What is needed :: Copy out every line in the entries below that includes "Contains".

## BEGIN

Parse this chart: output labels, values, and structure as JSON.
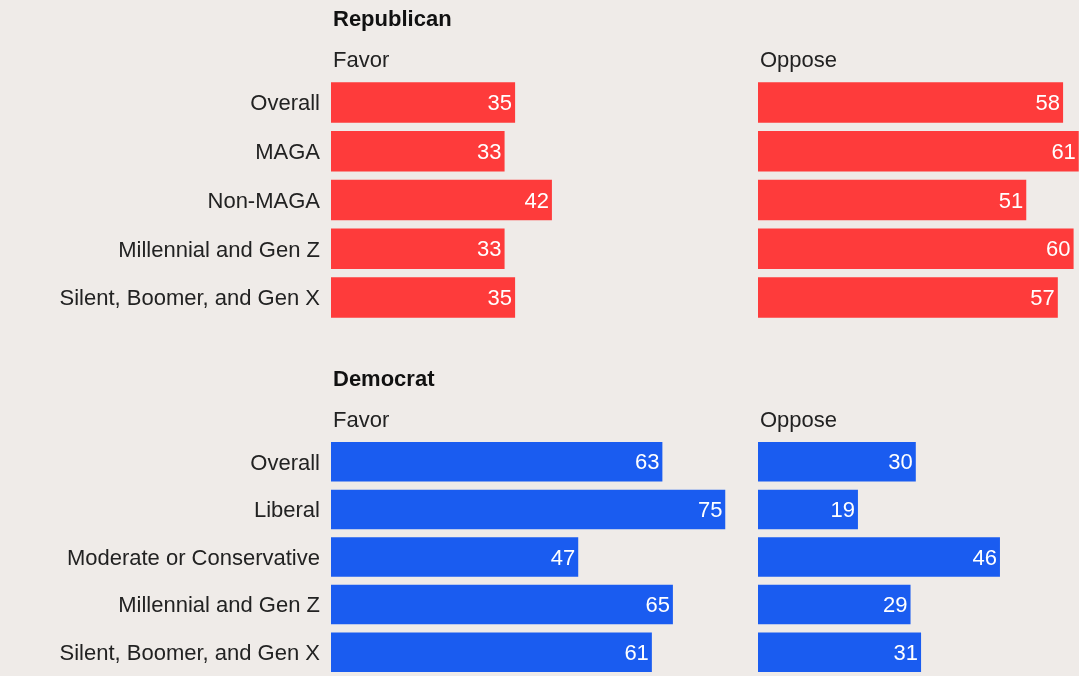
{
  "chart_data": [
    {
      "type": "bar",
      "orientation": "horizontal",
      "title": "Republican",
      "subtitle": "Favor",
      "categories": [
        "Overall",
        "MAGA",
        "Non-MAGA",
        "Millennial and Gen Z",
        "Silent, Boomer, and Gen X"
      ],
      "values": [
        35,
        33,
        42,
        33,
        35
      ],
      "color": "#fe3b3b",
      "data_labels": true,
      "tick_labels": "y"
    },
    {
      "type": "bar",
      "orientation": "horizontal",
      "subtitle": "Oppose",
      "categories": [
        null,
        null,
        null,
        null,
        null
      ],
      "values": [
        58,
        61,
        51,
        60,
        57
      ],
      "color": "#fe3b3b",
      "data_labels": true,
      "tick_labels": false
    },
    {
      "type": "bar",
      "orientation": "horizontal",
      "title": "Democrat",
      "subtitle": "Favor",
      "categories": [
        "Overall",
        "Liberal",
        "Moderate or Conservative",
        "Millennial and Gen Z",
        "Silent, Boomer, and Gen X"
      ],
      "values": [
        63,
        75,
        47,
        65,
        61
      ],
      "color": "#1a5cf0",
      "data_labels": true,
      "tick_labels": "y"
    },
    {
      "type": "bar",
      "orientation": "horizontal",
      "subtitle": "Oppose",
      "categories": [
        null,
        null,
        null,
        null,
        null
      ],
      "values": [
        30,
        19,
        46,
        29,
        31
      ],
      "color": "#1a5cf0",
      "data_labels": true,
      "tick_labels": false
    }
  ]
}
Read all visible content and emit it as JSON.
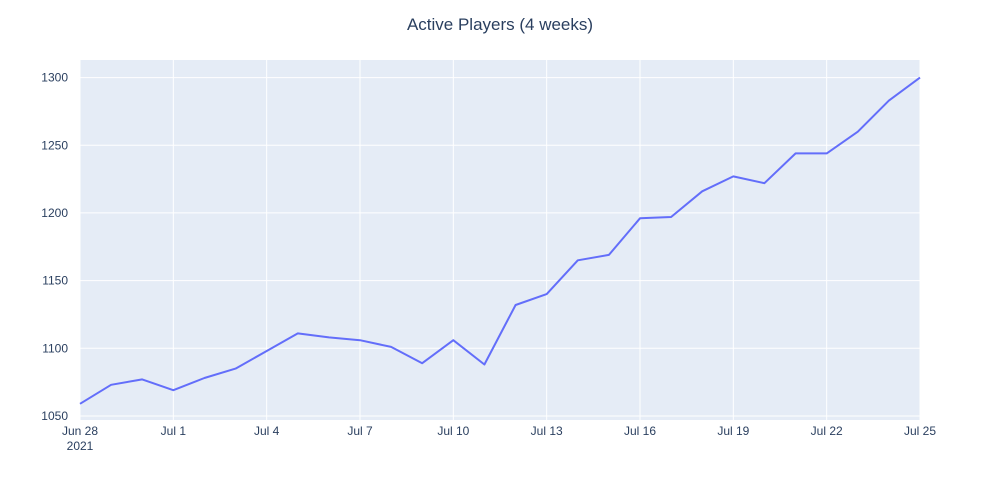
{
  "chart_data": {
    "type": "line",
    "title": "Active Players (4 weeks)",
    "xlabel": "",
    "ylabel": "",
    "x": [
      "2021-06-28",
      "2021-06-29",
      "2021-06-30",
      "2021-07-01",
      "2021-07-02",
      "2021-07-03",
      "2021-07-04",
      "2021-07-05",
      "2021-07-06",
      "2021-07-07",
      "2021-07-08",
      "2021-07-09",
      "2021-07-10",
      "2021-07-11",
      "2021-07-12",
      "2021-07-13",
      "2021-07-14",
      "2021-07-15",
      "2021-07-16",
      "2021-07-17",
      "2021-07-18",
      "2021-07-19",
      "2021-07-20",
      "2021-07-21",
      "2021-07-22",
      "2021-07-23",
      "2021-07-24",
      "2021-07-25"
    ],
    "series": [
      {
        "values": [
          1059,
          1073,
          1077,
          1069,
          1078,
          1085,
          1098,
          1111,
          1108,
          1106,
          1101,
          1089,
          1106,
          1088,
          1132,
          1140,
          1165,
          1169,
          1196,
          1197,
          1216,
          1227,
          1222,
          1244,
          1244,
          1260,
          1283,
          1300
        ]
      }
    ],
    "xlim": [
      "2021-06-28",
      "2021-07-25"
    ],
    "ylim": [
      1047,
      1313
    ],
    "yticks": [
      1050,
      1100,
      1150,
      1200,
      1250,
      1300
    ],
    "xticks": [
      {
        "date": "2021-06-28",
        "label": "Jun 28",
        "sublabel": "2021"
      },
      {
        "date": "2021-07-01",
        "label": "Jul 1"
      },
      {
        "date": "2021-07-04",
        "label": "Jul 4"
      },
      {
        "date": "2021-07-07",
        "label": "Jul 7"
      },
      {
        "date": "2021-07-10",
        "label": "Jul 10"
      },
      {
        "date": "2021-07-13",
        "label": "Jul 13"
      },
      {
        "date": "2021-07-16",
        "label": "Jul 16"
      },
      {
        "date": "2021-07-19",
        "label": "Jul 19"
      },
      {
        "date": "2021-07-22",
        "label": "Jul 22"
      },
      {
        "date": "2021-07-25",
        "label": "Jul 25"
      }
    ],
    "grid": true,
    "legend": false,
    "colors": {
      "line": "#636efa",
      "plot_background": "#e5ecf6",
      "grid": "#ffffff",
      "text": "#2a3f5f"
    }
  }
}
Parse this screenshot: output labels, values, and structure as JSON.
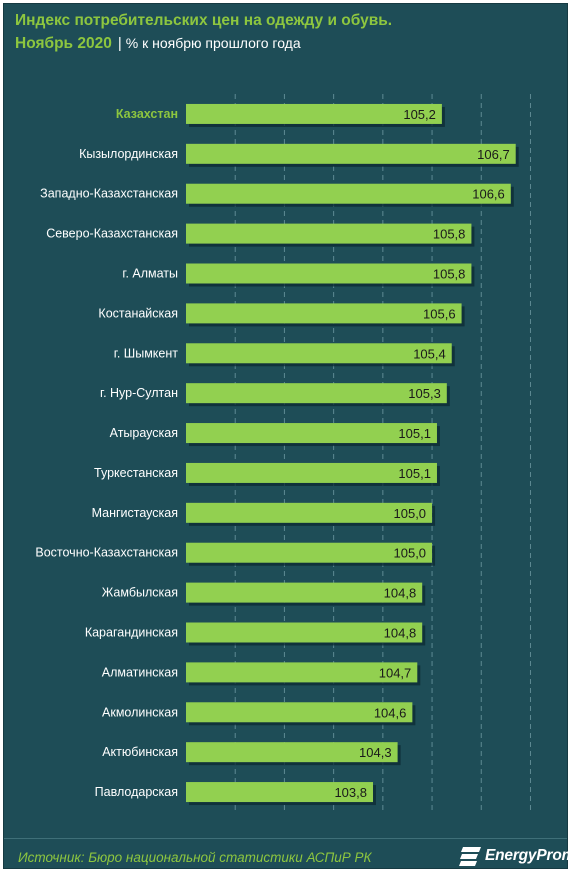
{
  "header": {
    "title": "Индекс потребительских цен на одежду и обувь.",
    "subtitle": "Ноябрь 2020",
    "separator": "|",
    "unit": "% к ноябрю прошлого года"
  },
  "footer": {
    "source": "Источник: Бюро национальной  статистики АСПиР РК",
    "brand": "EnergyProm"
  },
  "colors": {
    "background": "#1e4d57",
    "bar": "#92d050",
    "accent_text": "#8dc63f",
    "label_text": "#ffffff"
  },
  "icons": {
    "brand_logo": "energyprom-logo-icon"
  },
  "chart_data": {
    "type": "bar",
    "orientation": "horizontal",
    "title": "Индекс потребительских цен на одежду и обувь.",
    "subtitle": "Ноябрь 2020 | % к ноябрю прошлого года",
    "xlim": [
      100,
      107.6
    ],
    "grid": true,
    "highlight_category": "Казахстан",
    "categories": [
      "Казахстан",
      "Кызылординская",
      "Западно-Казахстанская",
      "Северо-Казахстанская",
      "г. Алматы",
      "Костанайская",
      "г. Шымкент",
      "г. Нур-Султан",
      "Атырауская",
      "Туркестанская",
      "Мангистауская",
      "Восточно-Казахстанская",
      "Жамбылская",
      "Карагандинская",
      "Алматинская",
      "Акмолинская",
      "Актюбинская",
      "Павлодарская"
    ],
    "values": [
      105.2,
      106.7,
      106.6,
      105.8,
      105.8,
      105.6,
      105.4,
      105.3,
      105.1,
      105.1,
      105.0,
      105.0,
      104.8,
      104.8,
      104.7,
      104.6,
      104.3,
      103.8
    ],
    "value_labels": [
      "105,2",
      "106,7",
      "106,6",
      "105,8",
      "105,8",
      "105,6",
      "105,4",
      "105,3",
      "105,1",
      "105,1",
      "105,0",
      "105,0",
      "104,8",
      "104,8",
      "104,7",
      "104,6",
      "104,3",
      "103,8"
    ]
  }
}
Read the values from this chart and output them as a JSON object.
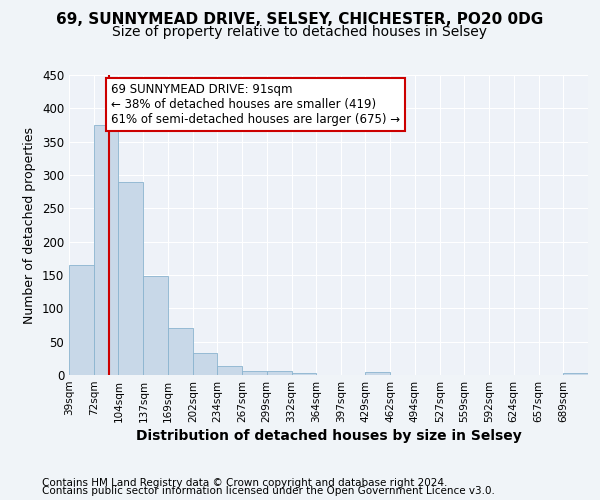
{
  "title1": "69, SUNNYMEAD DRIVE, SELSEY, CHICHESTER, PO20 0DG",
  "title2": "Size of property relative to detached houses in Selsey",
  "xlabel": "Distribution of detached houses by size in Selsey",
  "ylabel": "Number of detached properties",
  "footer1": "Contains HM Land Registry data © Crown copyright and database right 2024.",
  "footer2": "Contains public sector information licensed under the Open Government Licence v3.0.",
  "bin_labels": [
    "39sqm",
    "72sqm",
    "104sqm",
    "137sqm",
    "169sqm",
    "202sqm",
    "234sqm",
    "267sqm",
    "299sqm",
    "332sqm",
    "364sqm",
    "397sqm",
    "429sqm",
    "462sqm",
    "494sqm",
    "527sqm",
    "559sqm",
    "592sqm",
    "624sqm",
    "657sqm",
    "689sqm"
  ],
  "bin_edges": [
    39,
    72,
    104,
    137,
    169,
    202,
    234,
    267,
    299,
    332,
    364,
    397,
    429,
    462,
    494,
    527,
    559,
    592,
    624,
    657,
    689,
    722
  ],
  "bar_heights": [
    165,
    375,
    290,
    148,
    70,
    33,
    13,
    6,
    6,
    3,
    0,
    0,
    5,
    0,
    0,
    0,
    0,
    0,
    0,
    0,
    3
  ],
  "bar_color": "#c8d8e8",
  "bar_edge_color": "#8ab4cf",
  "property_size": 91,
  "vline_color": "#cc0000",
  "annotation_text": "69 SUNNYMEAD DRIVE: 91sqm\n← 38% of detached houses are smaller (419)\n61% of semi-detached houses are larger (675) →",
  "annotation_box_color": "#ffffff",
  "annotation_box_edge": "#cc0000",
  "ylim": [
    0,
    450
  ],
  "background_color": "#f0f4f8",
  "plot_bg_color": "#eef2f8",
  "grid_color": "#ffffff",
  "title1_fontsize": 11,
  "title2_fontsize": 10,
  "xlabel_fontsize": 10,
  "ylabel_fontsize": 9,
  "footer_fontsize": 7.5,
  "annotation_fontsize": 8.5,
  "yticks": [
    0,
    50,
    100,
    150,
    200,
    250,
    300,
    350,
    400,
    450
  ]
}
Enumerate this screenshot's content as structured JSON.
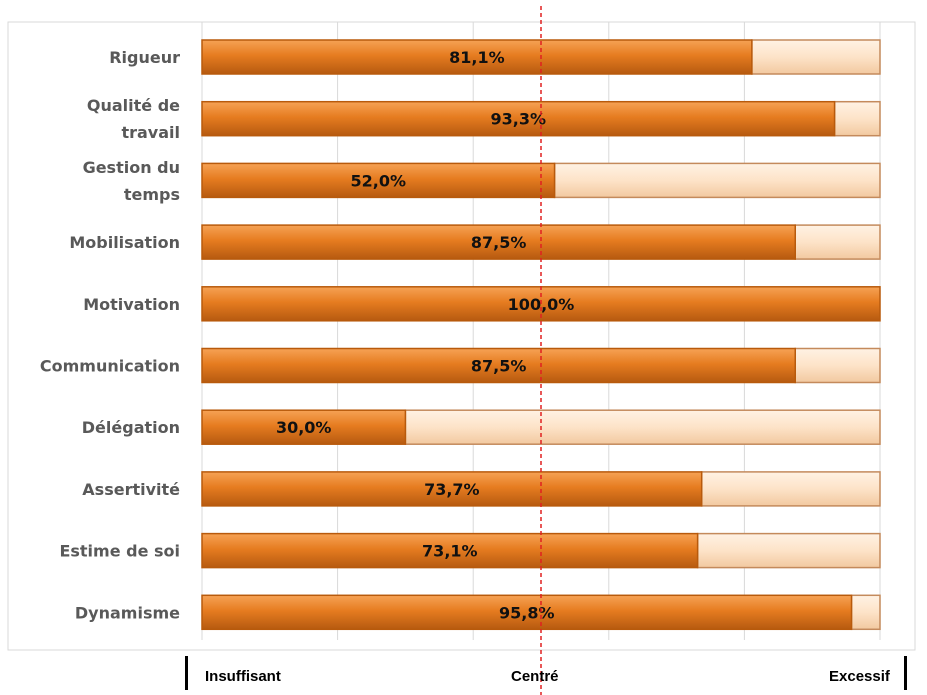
{
  "chart_data": {
    "type": "bar",
    "orientation": "horizontal",
    "stacked_to": 100,
    "categories": [
      "Rigueur",
      "Qualité de travail",
      "Gestion du temps",
      "Mobilisation",
      "Motivation",
      "Communication",
      "Délégation",
      "Assertivité",
      "Estime de soi",
      "Dynamisme"
    ],
    "category_lines": [
      [
        "Rigueur"
      ],
      [
        "Qualité de",
        "travail"
      ],
      [
        "Gestion du",
        "temps"
      ],
      [
        "Mobilisation"
      ],
      [
        "Motivation"
      ],
      [
        "Communication"
      ],
      [
        "Délégation"
      ],
      [
        "Assertivité"
      ],
      [
        "Estime de soi"
      ],
      [
        "Dynamisme"
      ]
    ],
    "values": [
      81.1,
      93.3,
      52.0,
      87.5,
      100.0,
      87.5,
      30.0,
      73.7,
      73.1,
      95.8
    ],
    "labels": [
      "81,1%",
      "93,3%",
      "52,0%",
      "87,5%",
      "100,0%",
      "87,5%",
      "30,0%",
      "73,7%",
      "73,1%",
      "95,8%"
    ],
    "xlim": [
      0,
      100
    ],
    "reference_line": 50,
    "grid": true,
    "colors": {
      "fill": "#e57a1f",
      "fill_light": "#f39a45",
      "fill_dark": "#b85a0c",
      "remainder": "#fbe3cc",
      "remainder_edge": "#c48a5c",
      "reference": "#e02020"
    }
  },
  "scale_labels": {
    "left": "Insuffisant",
    "center": "Centré",
    "right": "Excessif"
  }
}
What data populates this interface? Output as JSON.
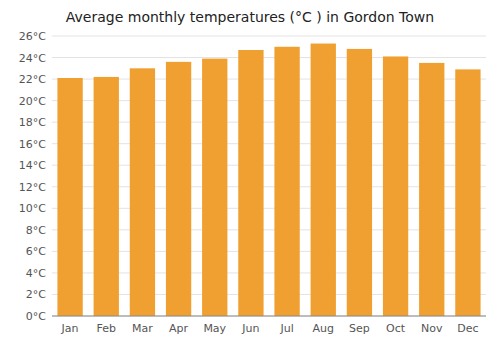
{
  "chart_data": {
    "type": "bar",
    "title": "Average monthly temperatures (°C ) in Gordon Town",
    "categories": [
      "Jan",
      "Feb",
      "Mar",
      "Apr",
      "May",
      "Jun",
      "Jul",
      "Aug",
      "Sep",
      "Oct",
      "Nov",
      "Dec"
    ],
    "values": [
      22.1,
      22.2,
      23.0,
      23.6,
      23.9,
      24.7,
      25.0,
      25.3,
      24.8,
      24.1,
      23.5,
      22.9
    ],
    "color": "#f0a030",
    "ylim": [
      0,
      26
    ],
    "yticks": [
      {
        "value": 0,
        "label": "0°C"
      },
      {
        "value": 2,
        "label": "2°C"
      },
      {
        "value": 4,
        "label": "4°C"
      },
      {
        "value": 6,
        "label": "6°C"
      },
      {
        "value": 8,
        "label": "8°C"
      },
      {
        "value": 10,
        "label": "10°C"
      },
      {
        "value": 12,
        "label": "12°C"
      },
      {
        "value": 14,
        "label": "14°C"
      },
      {
        "value": 16,
        "label": "16°C"
      },
      {
        "value": 18,
        "label": "18°C"
      },
      {
        "value": 20,
        "label": "20°C"
      },
      {
        "value": 22,
        "label": "22°C"
      },
      {
        "value": 24,
        "label": "24°C"
      },
      {
        "value": 26,
        "label": "26°C"
      }
    ],
    "grid": true
  }
}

## END

Result for this exercise ::
  "footer1": "Contains HM Land Registry data © Crown copyright and database right 2024.",
  "footer2": "Contains public sector information licensed under the Open Government Licence v3.0.",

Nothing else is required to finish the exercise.